(Given instruction) Determine which lines contain the word "name", then copy those lines.
** Start **
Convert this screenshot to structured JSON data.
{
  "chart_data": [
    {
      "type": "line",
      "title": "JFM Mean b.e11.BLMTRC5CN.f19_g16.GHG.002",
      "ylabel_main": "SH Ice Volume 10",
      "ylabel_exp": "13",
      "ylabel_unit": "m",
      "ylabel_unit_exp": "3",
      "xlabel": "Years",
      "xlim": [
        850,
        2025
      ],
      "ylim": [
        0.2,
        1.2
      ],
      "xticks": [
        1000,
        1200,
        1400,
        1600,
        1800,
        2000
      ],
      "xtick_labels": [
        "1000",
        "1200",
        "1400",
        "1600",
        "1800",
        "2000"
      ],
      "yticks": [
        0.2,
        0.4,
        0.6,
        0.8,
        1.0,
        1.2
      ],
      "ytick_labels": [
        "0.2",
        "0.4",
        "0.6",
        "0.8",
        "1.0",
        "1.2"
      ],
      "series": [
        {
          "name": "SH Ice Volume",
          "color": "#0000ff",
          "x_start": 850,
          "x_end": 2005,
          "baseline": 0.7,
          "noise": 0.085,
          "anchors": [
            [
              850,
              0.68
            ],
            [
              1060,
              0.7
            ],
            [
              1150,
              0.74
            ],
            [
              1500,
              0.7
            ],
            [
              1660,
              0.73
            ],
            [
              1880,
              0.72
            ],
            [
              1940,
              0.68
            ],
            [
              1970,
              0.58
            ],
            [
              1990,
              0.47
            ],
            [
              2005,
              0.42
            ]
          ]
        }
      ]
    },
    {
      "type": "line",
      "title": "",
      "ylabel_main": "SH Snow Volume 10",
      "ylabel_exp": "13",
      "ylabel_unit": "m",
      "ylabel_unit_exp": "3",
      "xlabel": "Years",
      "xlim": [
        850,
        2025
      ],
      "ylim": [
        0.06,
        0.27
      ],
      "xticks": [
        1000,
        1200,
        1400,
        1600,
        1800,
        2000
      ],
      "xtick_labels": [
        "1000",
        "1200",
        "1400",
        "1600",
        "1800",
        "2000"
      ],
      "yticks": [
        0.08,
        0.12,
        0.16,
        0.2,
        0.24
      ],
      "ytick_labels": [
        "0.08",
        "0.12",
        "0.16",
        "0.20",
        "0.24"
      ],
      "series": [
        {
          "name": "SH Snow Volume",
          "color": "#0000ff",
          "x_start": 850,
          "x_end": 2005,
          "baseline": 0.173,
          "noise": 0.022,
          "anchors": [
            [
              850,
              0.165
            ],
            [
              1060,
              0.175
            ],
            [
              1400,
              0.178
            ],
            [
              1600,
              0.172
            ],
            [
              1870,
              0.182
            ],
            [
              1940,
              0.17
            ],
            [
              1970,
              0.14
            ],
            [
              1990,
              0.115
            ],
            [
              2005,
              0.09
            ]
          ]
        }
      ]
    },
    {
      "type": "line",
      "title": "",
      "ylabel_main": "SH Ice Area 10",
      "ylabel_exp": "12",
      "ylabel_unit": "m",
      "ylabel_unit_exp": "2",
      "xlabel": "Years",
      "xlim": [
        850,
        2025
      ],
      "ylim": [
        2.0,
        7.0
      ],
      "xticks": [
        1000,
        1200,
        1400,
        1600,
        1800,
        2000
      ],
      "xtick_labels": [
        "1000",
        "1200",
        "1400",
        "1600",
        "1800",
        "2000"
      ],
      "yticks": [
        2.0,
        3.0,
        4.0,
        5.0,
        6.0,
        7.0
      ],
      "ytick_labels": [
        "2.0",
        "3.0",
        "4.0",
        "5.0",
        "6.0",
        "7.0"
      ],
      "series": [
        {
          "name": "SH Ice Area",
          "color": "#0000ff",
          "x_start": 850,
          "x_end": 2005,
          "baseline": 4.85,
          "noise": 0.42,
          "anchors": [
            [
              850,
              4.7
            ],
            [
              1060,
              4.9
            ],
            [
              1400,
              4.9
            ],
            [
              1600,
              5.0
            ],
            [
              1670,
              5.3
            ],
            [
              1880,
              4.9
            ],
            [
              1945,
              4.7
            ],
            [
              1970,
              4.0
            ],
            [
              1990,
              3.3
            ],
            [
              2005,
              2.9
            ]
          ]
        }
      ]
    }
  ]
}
** End **
(Output for this exercise)
          "name": "SH Ice Volume",
          "name": "SH Snow Volume",
          "name": "SH Ice Area",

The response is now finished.